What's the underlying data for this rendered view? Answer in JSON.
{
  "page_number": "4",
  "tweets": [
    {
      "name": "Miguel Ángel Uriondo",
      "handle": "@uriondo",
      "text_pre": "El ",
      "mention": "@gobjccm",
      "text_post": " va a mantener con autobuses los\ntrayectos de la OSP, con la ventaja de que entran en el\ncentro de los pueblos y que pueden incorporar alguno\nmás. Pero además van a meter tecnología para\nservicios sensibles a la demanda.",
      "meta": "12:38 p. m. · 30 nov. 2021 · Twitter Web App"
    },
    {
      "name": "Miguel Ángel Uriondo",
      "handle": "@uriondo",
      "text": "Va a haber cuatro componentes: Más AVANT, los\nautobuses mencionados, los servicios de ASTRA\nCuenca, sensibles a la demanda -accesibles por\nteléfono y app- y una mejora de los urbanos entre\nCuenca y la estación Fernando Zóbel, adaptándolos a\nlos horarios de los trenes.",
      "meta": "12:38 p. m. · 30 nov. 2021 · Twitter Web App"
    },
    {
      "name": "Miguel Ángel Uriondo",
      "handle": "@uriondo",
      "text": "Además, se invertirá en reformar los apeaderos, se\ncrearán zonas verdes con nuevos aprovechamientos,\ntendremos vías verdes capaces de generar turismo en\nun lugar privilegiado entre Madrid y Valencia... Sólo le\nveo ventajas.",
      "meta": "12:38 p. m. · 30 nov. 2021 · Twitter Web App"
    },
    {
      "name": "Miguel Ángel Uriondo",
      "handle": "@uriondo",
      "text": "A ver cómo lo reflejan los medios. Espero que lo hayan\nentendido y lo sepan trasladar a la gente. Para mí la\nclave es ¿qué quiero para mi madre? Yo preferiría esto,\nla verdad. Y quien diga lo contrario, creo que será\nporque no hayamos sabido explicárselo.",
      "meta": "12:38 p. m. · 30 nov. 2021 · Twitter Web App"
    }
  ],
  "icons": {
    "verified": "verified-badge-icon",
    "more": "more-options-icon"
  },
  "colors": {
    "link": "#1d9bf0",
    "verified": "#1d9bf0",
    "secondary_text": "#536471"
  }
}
------------------------------
PROMPT: Can you restate every record above word for word?

THE SOLUTION:
What's the underlying data for this rendered view? Answer in JSON.
{
  "page_number": "4",
  "tweets": [
    {
      "name": "Miguel Ángel Uriondo",
      "handle": "@uriondo",
      "text_pre": "El ",
      "mention": "@gobjccm",
      "text_post": " va a mantener con autobuses los\ntrayectos de la OSP, con la ventaja de que entran en el\ncentro de los pueblos y que pueden incorporar alguno\nmás. Pero además van a meter tecnología para\nservicios sensibles a la demanda.",
      "meta": "12:38 p. m. · 30 nov. 2021 · Twitter Web App"
    },
    {
      "name": "Miguel Ángel Uriondo",
      "handle": "@uriondo",
      "text": "Va a haber cuatro componentes: Más AVANT, los\nautobuses mencionados, los servicios de ASTRA\nCuenca, sensibles a la demanda -accesibles por\nteléfono y app- y una mejora de los urbanos entre\nCuenca y la estación Fernando Zóbel, adaptándolos a\nlos horarios de los trenes.",
      "meta": "12:38 p. m. · 30 nov. 2021 · Twitter Web App"
    },
    {
      "name": "Miguel Ángel Uriondo",
      "handle": "@uriondo",
      "text": "Además, se invertirá en reformar los apeaderos, se\ncrearán zonas verdes con nuevos aprovechamientos,\ntendremos vías verdes capaces de generar turismo en\nun lugar privilegiado entre Madrid y Valencia... Sólo le\nveo ventajas.",
      "meta": "12:38 p. m. · 30 nov. 2021 · Twitter Web App"
    },
    {
      "name": "Miguel Ángel Uriondo",
      "handle": "@uriondo",
      "text": "A ver cómo lo reflejan los medios. Espero que lo hayan\nentendido y lo sepan trasladar a la gente. Para mí la\nclave es ¿qué quiero para mi madre? Yo preferiría esto,\nla verdad. Y quien diga lo contrario, creo que será\nporque no hayamos sabido explicárselo.",
      "meta": "12:38 p. m. · 30 nov. 2021 · Twitter Web App"
    }
  ],
  "icons": {
    "verified": "verified-badge-icon",
    "more": "more-options-icon"
  },
  "colors": {
    "link": "#1d9bf0",
    "verified": "#1d9bf0",
    "secondary_text": "#536471"
  }
}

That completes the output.